• _SELECTION_:

####################

With out Vietnam War can Apollo go longer

If Vietnam manages to stablize or requires little U.S intervention, or the U.S just opts out could the $ saved allow more Apollo missions or other U.S.A space ventures.
 
as far as I know there were only another 2 Saturn V rockets built that were not used.
They would need to find a better way to get in to space.
Maybe some kind of space plane.
 

Delta Force

Banned
It doesn't have to be Vietnam, without Great Society there would be less pressure on the budget as well. Trying to do Vietnam, Great Society, and a large space program at the same time ultimately led to the failure of all three initiatives.
 
I agree , it was the Great Society that killed the space program from fulfilling its potential. The great sucking hole in govt. spending that we still live with was the reason it was killed. Much to our determent.
 
The Vietnam war has cost around 4 time more than the Apollo program.

next to the Great Society, is another threat to Apollo: US congress.
the Apollo 11 success and no response by USSR, if form of manned lunar activity.
the US Congress would stop the financing the Apollo program, because it had reach it's goal.
 
I'd like to bring up the fact that there were forces who opposed the space race and believed it was a waste of time, and that those funds should be send on things on Earth. Such people included William Proxmire and Walter Mondale. They could also be petty and vindictive, as was the case with Proxmire whose "golden fleece" mock awards undercut serious research which he, in his stupidity, thought was silly. Proxmire saw to it that not only was Apollo cancelled, but that all equipment to make the parts and components for Apollo/Saturn were destroyed so that they couldn't restart even if they wanted to.

####################

• _ITEMS_:
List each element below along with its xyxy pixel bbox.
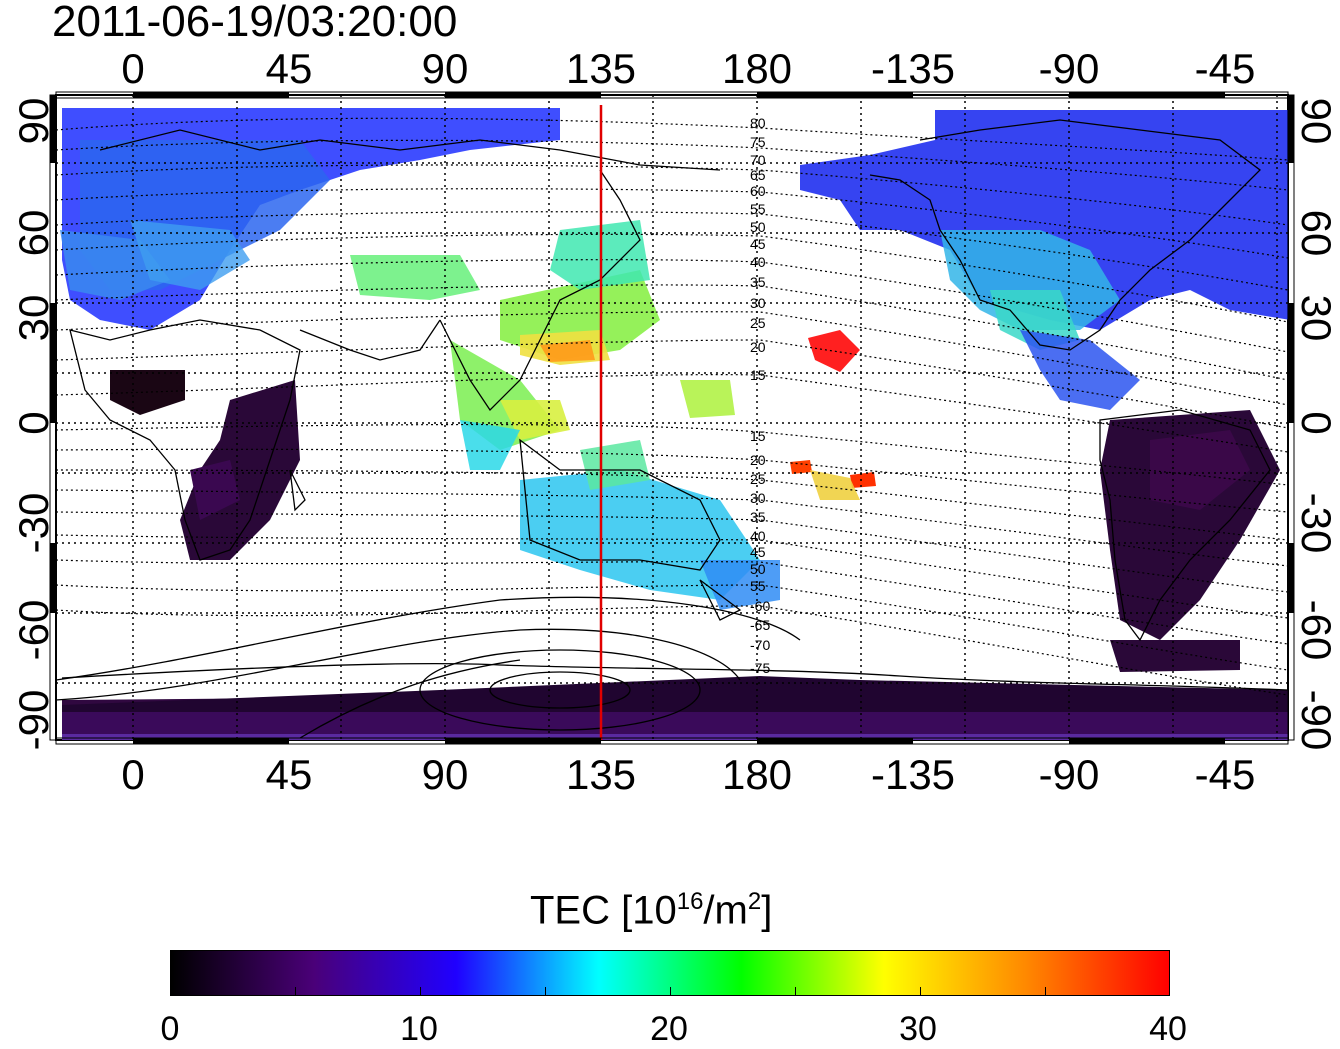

####################

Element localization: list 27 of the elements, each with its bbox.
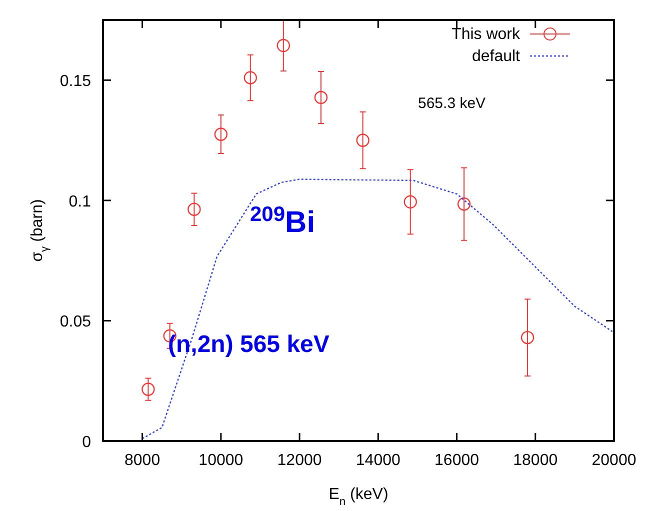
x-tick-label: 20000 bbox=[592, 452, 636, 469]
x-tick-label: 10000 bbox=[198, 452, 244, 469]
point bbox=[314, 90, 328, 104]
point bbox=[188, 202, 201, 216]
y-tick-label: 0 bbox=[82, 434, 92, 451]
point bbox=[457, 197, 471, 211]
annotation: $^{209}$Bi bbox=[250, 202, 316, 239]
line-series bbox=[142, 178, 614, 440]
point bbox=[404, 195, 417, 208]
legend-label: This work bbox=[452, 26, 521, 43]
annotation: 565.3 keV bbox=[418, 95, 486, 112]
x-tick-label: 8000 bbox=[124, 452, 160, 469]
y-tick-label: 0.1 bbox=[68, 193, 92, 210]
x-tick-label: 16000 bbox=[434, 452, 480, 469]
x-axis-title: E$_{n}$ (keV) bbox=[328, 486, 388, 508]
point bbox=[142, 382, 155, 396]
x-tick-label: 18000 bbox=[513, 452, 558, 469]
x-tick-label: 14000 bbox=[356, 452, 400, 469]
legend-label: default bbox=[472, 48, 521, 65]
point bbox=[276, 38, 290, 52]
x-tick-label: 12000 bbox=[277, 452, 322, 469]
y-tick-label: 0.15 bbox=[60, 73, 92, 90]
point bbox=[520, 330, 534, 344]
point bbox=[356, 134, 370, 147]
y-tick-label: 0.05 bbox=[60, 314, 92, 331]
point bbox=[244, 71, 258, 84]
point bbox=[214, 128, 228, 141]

####################

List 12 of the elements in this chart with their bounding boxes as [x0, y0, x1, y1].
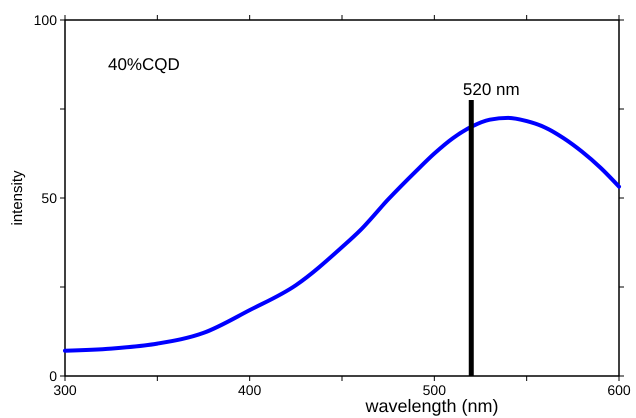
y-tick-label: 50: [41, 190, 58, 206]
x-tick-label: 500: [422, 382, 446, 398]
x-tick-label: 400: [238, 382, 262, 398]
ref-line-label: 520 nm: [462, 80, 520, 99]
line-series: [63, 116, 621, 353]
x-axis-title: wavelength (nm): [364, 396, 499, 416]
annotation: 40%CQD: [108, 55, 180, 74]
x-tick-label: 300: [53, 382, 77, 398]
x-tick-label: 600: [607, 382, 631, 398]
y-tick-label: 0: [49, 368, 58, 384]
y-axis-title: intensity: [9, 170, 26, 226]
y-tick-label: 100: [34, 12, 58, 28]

####################

• _WRITTEN EXERCISE 1_: Which two people does the Apollo discussion name as opponents of the space race?
• _WRITTEN EXERCISE 2_: From the entries, copy the lines between the one holding "List 12 of the" and the one holding "y-tick-label: 100: [34, 12, 58, 28]", inclusive, leaving out the picture.
The discussion and the entries were taken from unrelated sources.

• _FULL ANSWER 1_: William Proxmire and Walter Mondale.

• _FULL ANSWER 2_:
List 12 of the elements in this chart with their bounding boxes as [x0, y0, x1, y1].
y-tick-label: 50: [41, 190, 58, 206]
x-tick-label: 500: [422, 382, 446, 398]
x-tick-label: 400: [238, 382, 262, 398]
ref-line-label: 520 nm: [462, 80, 520, 99]
line-series: [63, 116, 621, 353]
x-axis-title: wavelength (nm): [364, 396, 499, 416]
annotation: 40%CQD: [108, 55, 180, 74]
x-tick-label: 300: [53, 382, 77, 398]
x-tick-label: 600: [607, 382, 631, 398]
y-tick-label: 0: [49, 368, 58, 384]
y-axis-title: intensity: [9, 170, 26, 226]
y-tick-label: 100: [34, 12, 58, 28]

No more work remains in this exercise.